§ **Written request**:
Copy every line in which the string "Jared" occurs.

BEGIN

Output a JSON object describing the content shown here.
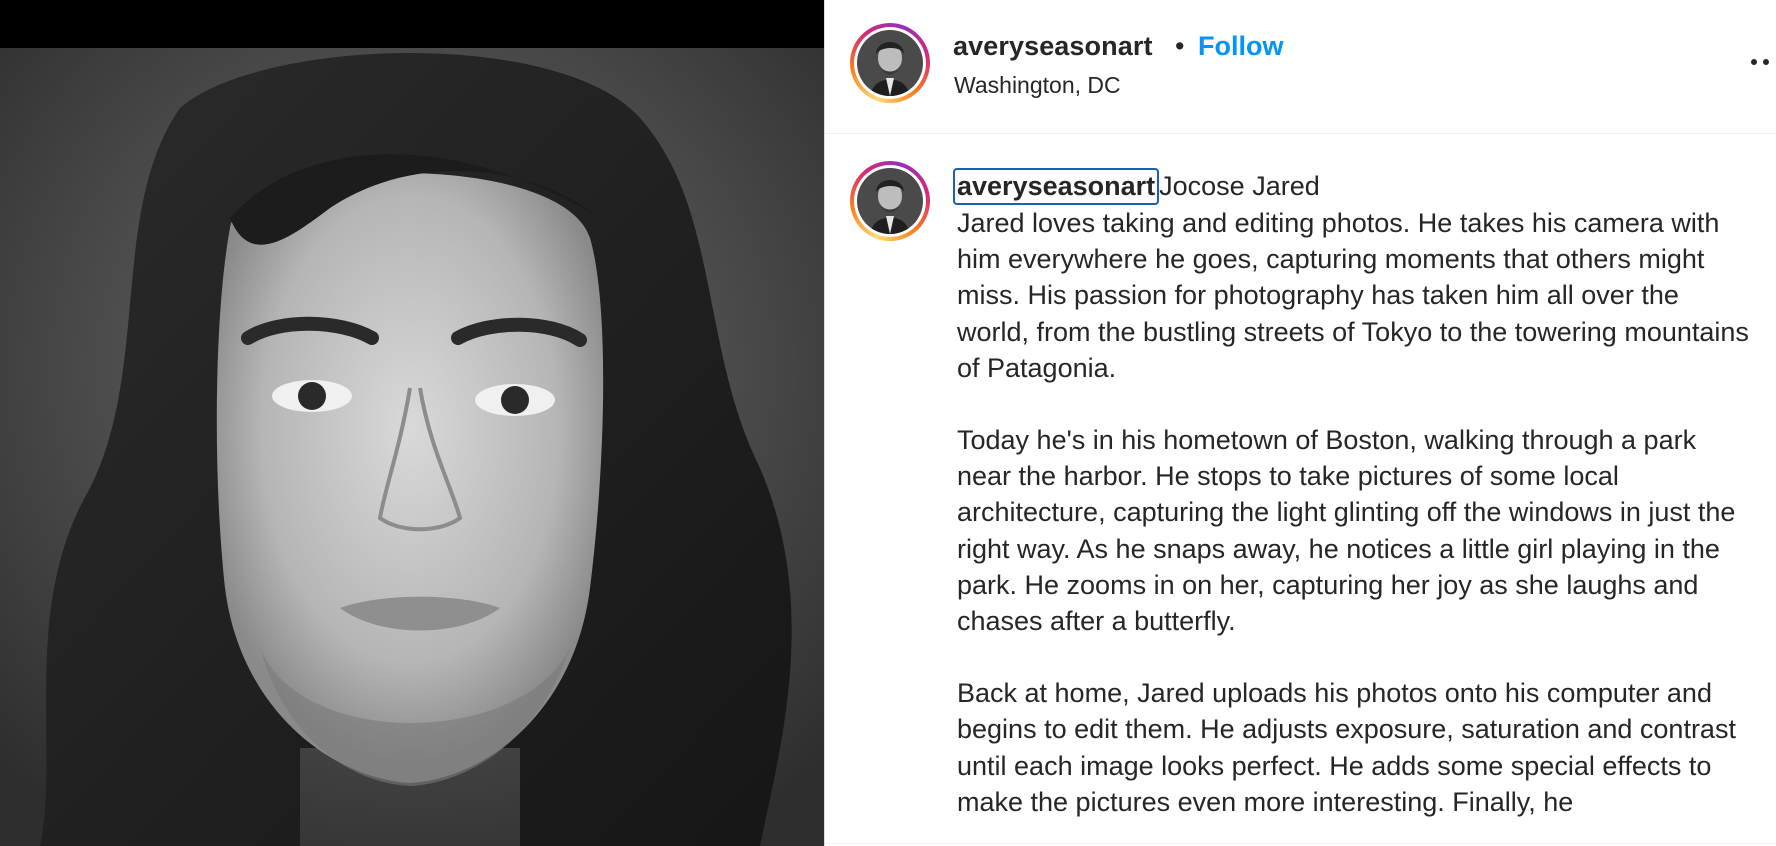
{
  "post": {
    "username": "averyseasonart",
    "separator": "•",
    "follow_label": "Follow",
    "location": "Washington, DC"
  },
  "icons": {
    "more": "more-options-icon",
    "avatar": "profile-avatar"
  },
  "colors": {
    "follow_blue": "#0095f6",
    "text": "#262626",
    "focus_outline": "#1a5fb4"
  },
  "caption": {
    "username": "averyseasonart",
    "title": "Jocose Jared",
    "paragraphs": [
      "Jared loves taking and editing photos. He takes his camera with him everywhere he goes, capturing moments that others might miss. His passion for photography has taken him all over the world, from the bustling streets of Tokyo to the towering mountains of Patagonia.",
      "Today he's in his hometown of Boston, walking through a park near the harbor. He stops to take pictures of some local architecture, capturing the light glinting off the windows in just the right way. As he snaps away, he notices a little girl playing in the park. He zooms in on her, capturing her joy as she laughs and chases after a butterfly.",
      "Back at home, Jared uploads his photos onto his computer and begins to edit them. He adjusts exposure, saturation and contrast until each image looks perfect. He adds some special effects to make the pictures even more interesting. Finally, he"
    ]
  }
}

END

§ **Expected answer**:
    "title": "Jocose Jared",
      "Jared loves taking and editing photos. He takes his camera with him everywhere he goes, capturing moments that others might miss. His passion for photography has taken him all over the world, from the bustling streets of Tokyo to the towering mountains of Patagonia.",
      "Back at home, Jared uploads his photos onto his computer and begins to edit them. He adjusts exposure, saturation and contrast until each image looks perfect. He adds some special effects to make the pictures even more interesting. Finally, he"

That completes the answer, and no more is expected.